WHAT YOU HAVE TO DO: Output every line exactly as written. Leave out pictures.
-------- RECORDS FOR THE EXERCISE
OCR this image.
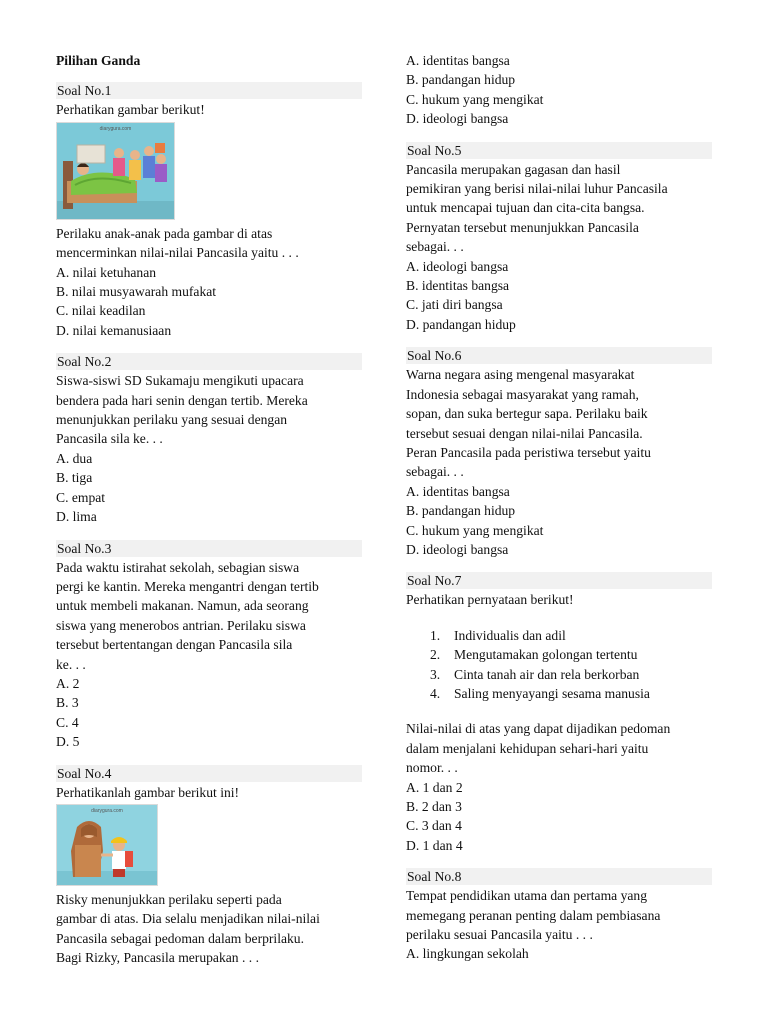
Pilihan Ganda
Soal No.1
Perhatikan gambar berikut!
diarygura.com
Perilaku anak-anak pada gambar di atas
mencerminkan nilai-nilai Pancasila yaitu . . .
A. nilai ketuhanan
B. nilai musyawarah mufakat
C. nilai keadilan
D. nilai kemanusiaan
Soal No.2
Siswa-siswi SD Sukamaju mengikuti upacara
bendera pada hari senin dengan tertib. Mereka
menunjukkan perilaku yang sesuai dengan
Pancasila sila ke. . .
A. dua
B. tiga
C. empat
D. lima
Soal No.3
Pada waktu istirahat sekolah, sebagian siswa
pergi ke kantin. Mereka mengantri dengan tertib
untuk membeli makanan. Namun, ada seorang
siswa yang menerobos antrian. Perilaku siswa
tersebut bertentangan dengan Pancasila sila
ke. . .
A. 2
B. 3
C. 4
D. 5
Soal No.4
Perhatikanlah gambar berikut ini!
diarygura.com
Risky menunjukkan perilaku seperti pada
gambar di atas. Dia selalu menjadikan nilai-nilai
Pancasila sebagai pedoman dalam berprilaku.
Bagi Rizky, Pancasila merupakan . . .
A. identitas bangsa
B. pandangan hidup
C. hukum yang mengikat
D. ideologi bangsa
Soal No.5
Pancasila merupakan gagasan dan hasil
pemikiran yang berisi nilai-nilai luhur Pancasila
untuk mencapai tujuan dan cita-cita bangsa.
Pernyatan tersebut menunjukkan Pancasila
sebagai. . .
A. ideologi bangsa
B. identitas bangsa
C. jati diri bangsa
D. pandangan hidup
Soal No.6
Warna negara asing mengenal masyarakat
Indonesia sebagai masyarakat yang ramah,
sopan, dan suka bertegur sapa. Perilaku baik
tersebut sesuai dengan nilai-nilai Pancasila.
Peran Pancasila pada peristiwa tersebut yaitu
sebagai. . .
A. identitas bangsa
B. pandangan hidup
C. hukum yang mengikat
D. ideologi bangsa
Soal No.7
Perhatikan pernyataan berikut!
1. Individualis dan adil
2. Mengutamakan golongan tertentu
3. Cinta tanah air dan rela berkorban
4. Saling menyayangi sesama manusia
Nilai-nilai di atas yang dapat dijadikan pedoman
dalam menjalani kehidupan sehari-hari yaitu
nomor. . .
A. 1 dan 2
B. 2 dan 3
C. 3 dan 4
D. 1 dan 4
Soal No.8
Tempat pendidikan utama dan pertama yang
memegang peranan penting dalam pembiasana
perilaku sesuai Pancasila yaitu . . .
A. lingkungan sekolah
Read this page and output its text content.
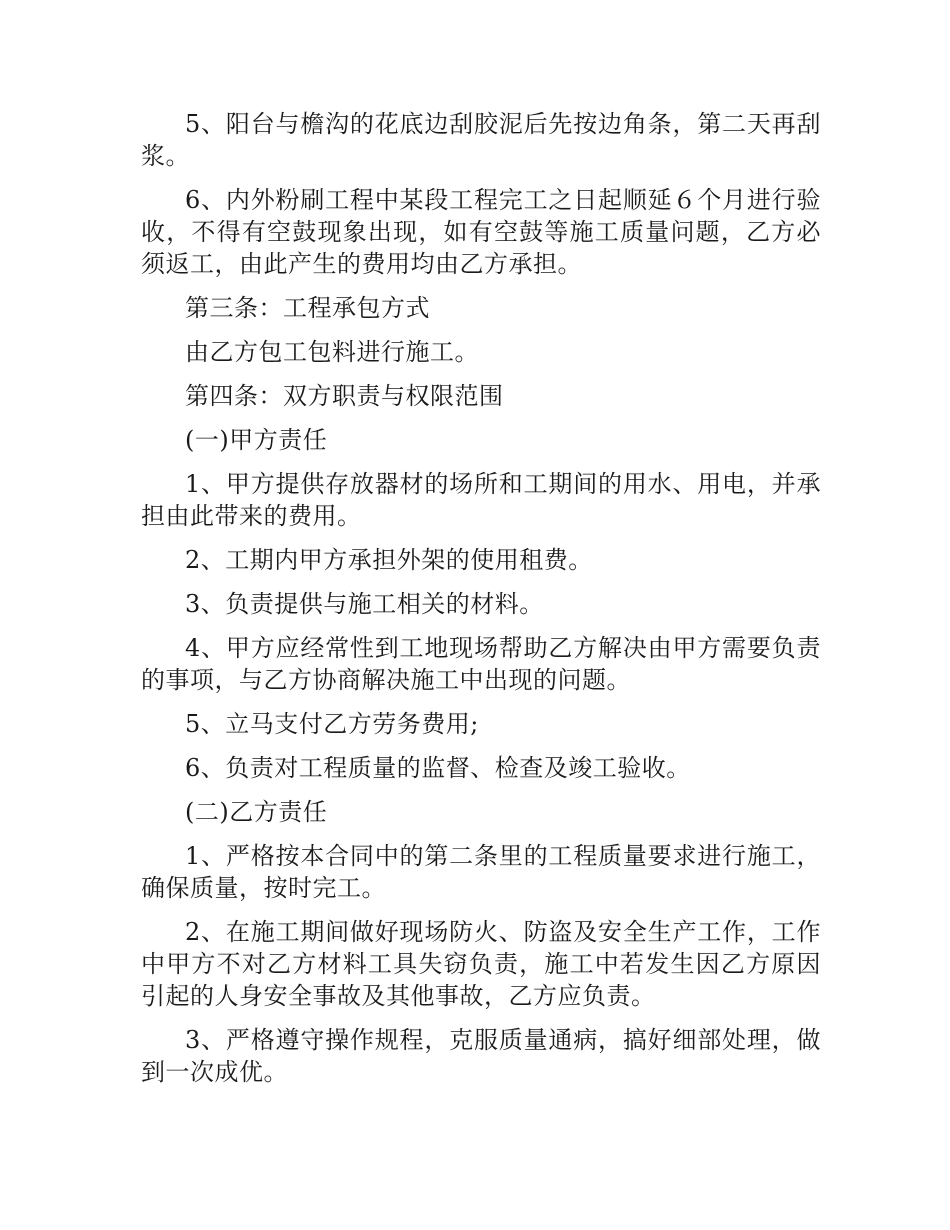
5、阳台与檐沟的花底边刮胶泥后先按边角条，第二天再刮浆。

6、内外粉刷工程中某段工程完工之日起顺延６个月进行验收，不得有空鼓现象出现，如有空鼓等施工质量问题，乙方必须返工，由此产生的费用均由乙方承担。

第三条：工程承包方式

由乙方包工包料进行施工。

第四条：双方职责与权限范围

(一)甲方责任

1、甲方提供存放器材的场所和工期间的用水、用电，并承担由此带来的费用。

2、工期内甲方承担外架的使用租费。

3、负责提供与施工相关的材料。

4、甲方应经常性到工地现场帮助乙方解决由甲方需要负责的事项，与乙方协商解决施工中出现的问题。

5、立马支付乙方劳务费用;

6、负责对工程质量的监督、检查及竣工验收。

(二)乙方责任

1、严格按本合同中的第二条里的工程质量要求进行施工，确保质量，按时完工。

2、在施工期间做好现场防火、防盗及安全生产工作，工作中甲方不对乙方材料工具失窃负责，施工中若发生因乙方原因引起的人身安全事故及其他事故，乙方应负责。

3、严格遵守操作规程，克服质量通病，搞好细部处理，做到一次成优。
----------------
EXERCISE OUTPUT:
OCR this image.
Pilihan Ganda
Soal No.1
Perhatikan gambar berikut!
diarygura.com
Perilaku anak-anak pada gambar di atas
mencerminkan nilai-nilai Pancasila yaitu . . .
A. nilai ketuhanan
B. nilai musyawarah mufakat
C. nilai keadilan
D. nilai kemanusiaan
Soal No.2
Siswa-siswi SD Sukamaju mengikuti upacara
bendera pada hari senin dengan tertib. Mereka
menunjukkan perilaku yang sesuai dengan
Pancasila sila ke. . .
A. dua
B. tiga
C. empat
D. lima
Soal No.3
Pada waktu istirahat sekolah, sebagian siswa
pergi ke kantin. Mereka mengantri dengan tertib
untuk membeli makanan. Namun, ada seorang
siswa yang menerobos antrian. Perilaku siswa
tersebut bertentangan dengan Pancasila sila
ke. . .
A. 2
B. 3
C. 4
D. 5
Soal No.4
Perhatikanlah gambar berikut ini!
diarygura.com
Risky menunjukkan perilaku seperti pada
gambar di atas. Dia selalu menjadikan nilai-nilai
Pancasila sebagai pedoman dalam berprilaku.
Bagi Rizky, Pancasila merupakan . . .
A. identitas bangsa
B. pandangan hidup
C. hukum yang mengikat
D. ideologi bangsa
Soal No.5
Pancasila merupakan gagasan dan hasil
pemikiran yang berisi nilai-nilai luhur Pancasila
untuk mencapai tujuan dan cita-cita bangsa.
Pernyatan tersebut menunjukkan Pancasila
sebagai. . .
A. ideologi bangsa
B. identitas bangsa
C. jati diri bangsa
D. pandangan hidup
Soal No.6
Warna negara asing mengenal masyarakat
Indonesia sebagai masyarakat yang ramah,
sopan, dan suka bertegur sapa. Perilaku baik
tersebut sesuai dengan nilai-nilai Pancasila.
Peran Pancasila pada peristiwa tersebut yaitu
sebagai. . .
A. identitas bangsa
B. pandangan hidup
C. hukum yang mengikat
D. ideologi bangsa
Soal No.7
Perhatikan pernyataan berikut!
1. Individualis dan adil
2. Mengutamakan golongan tertentu
3. Cinta tanah air dan rela berkorban
4. Saling menyayangi sesama manusia
Nilai-nilai di atas yang dapat dijadikan pedoman
dalam menjalani kehidupan sehari-hari yaitu
nomor. . .
A. 1 dan 2
B. 2 dan 3
C. 3 dan 4
D. 1 dan 4
Soal No.8
Tempat pendidikan utama dan pertama yang
memegang peranan penting dalam pembiasana
perilaku sesuai Pancasila yaitu . . .
A. lingkungan sekolah
Read this page and output its text content.
5、阳台与檐沟的花底边刮胶泥后先按边角条，第二天再刮浆。

6、内外粉刷工程中某段工程完工之日起顺延６个月进行验收，不得有空鼓现象出现，如有空鼓等施工质量问题，乙方必须返工，由此产生的费用均由乙方承担。

第三条：工程承包方式

由乙方包工包料进行施工。

第四条：双方职责与权限范围

(一)甲方责任

1、甲方提供存放器材的场所和工期间的用水、用电，并承担由此带来的费用。

2、工期内甲方承担外架的使用租费。

3、负责提供与施工相关的材料。

4、甲方应经常性到工地现场帮助乙方解决由甲方需要负责的事项，与乙方协商解决施工中出现的问题。

5、立马支付乙方劳务费用;

6、负责对工程质量的监督、检查及竣工验收。

(二)乙方责任

1、严格按本合同中的第二条里的工程质量要求进行施工，确保质量，按时完工。

2、在施工期间做好现场防火、防盗及安全生产工作，工作中甲方不对乙方材料工具失窃负责，施工中若发生因乙方原因引起的人身安全事故及其他事故，乙方应负责。

3、严格遵守操作规程，克服质量通病，搞好细部处理，做到一次成优。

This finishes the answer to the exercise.